*DIRECTIONS FOR THIS TASK*. Skip the pictures and extract all of the lines exactly as written.
======== EXERCISE INPUTS
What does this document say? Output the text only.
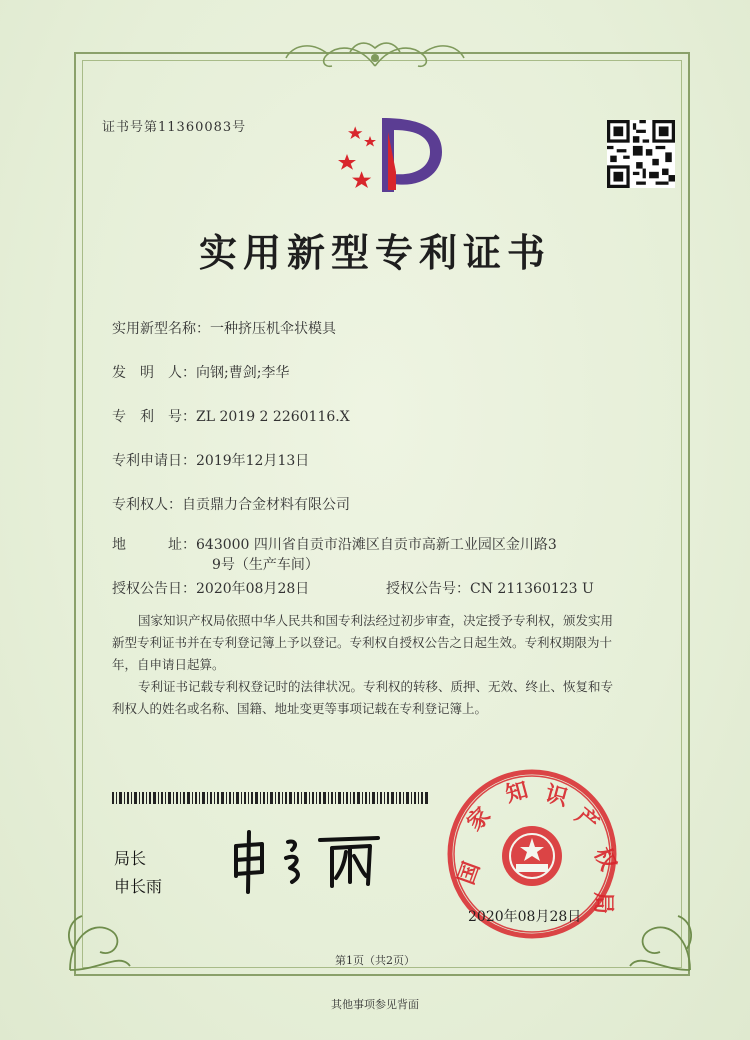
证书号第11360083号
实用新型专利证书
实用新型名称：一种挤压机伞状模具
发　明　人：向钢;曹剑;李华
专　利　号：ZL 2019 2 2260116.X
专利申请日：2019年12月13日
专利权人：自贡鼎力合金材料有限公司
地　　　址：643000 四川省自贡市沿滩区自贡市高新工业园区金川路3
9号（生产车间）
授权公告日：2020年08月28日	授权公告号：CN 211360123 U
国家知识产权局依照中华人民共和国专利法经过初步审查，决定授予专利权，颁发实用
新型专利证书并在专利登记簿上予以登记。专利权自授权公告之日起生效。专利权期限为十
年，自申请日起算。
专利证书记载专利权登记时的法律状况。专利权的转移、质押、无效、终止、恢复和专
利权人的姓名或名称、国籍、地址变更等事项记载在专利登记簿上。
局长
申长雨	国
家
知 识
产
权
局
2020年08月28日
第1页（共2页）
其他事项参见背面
================
*WORKED ANSWER*.
What does this document say? Output the text only.
证书号第11360083号
实用新型专利证书
实用新型名称：一种挤压机伞状模具
发　明　人：向钢;曹剑;李华
专　利　号：ZL 2019 2 2260116.X
专利申请日：2019年12月13日
专利权人：自贡鼎力合金材料有限公司
地　　　址：643000 四川省自贡市沿滩区自贡市高新工业园区金川路3
9号（生产车间）
授权公告日：2020年08月28日	授权公告号：CN 211360123 U
国家知识产权局依照中华人民共和国专利法经过初步审查，决定授予专利权，颁发实用
新型专利证书并在专利登记簿上予以登记。专利权自授权公告之日起生效。专利权期限为十
年，自申请日起算。
专利证书记载专利权登记时的法律状况。专利权的转移、质押、无效、终止、恢复和专
利权人的姓名或名称、国籍、地址变更等事项记载在专利登记簿上。
局长
申长雨	国
家
知 识
产
权
局
2020年08月28日
第1页（共2页）
其他事项参见背面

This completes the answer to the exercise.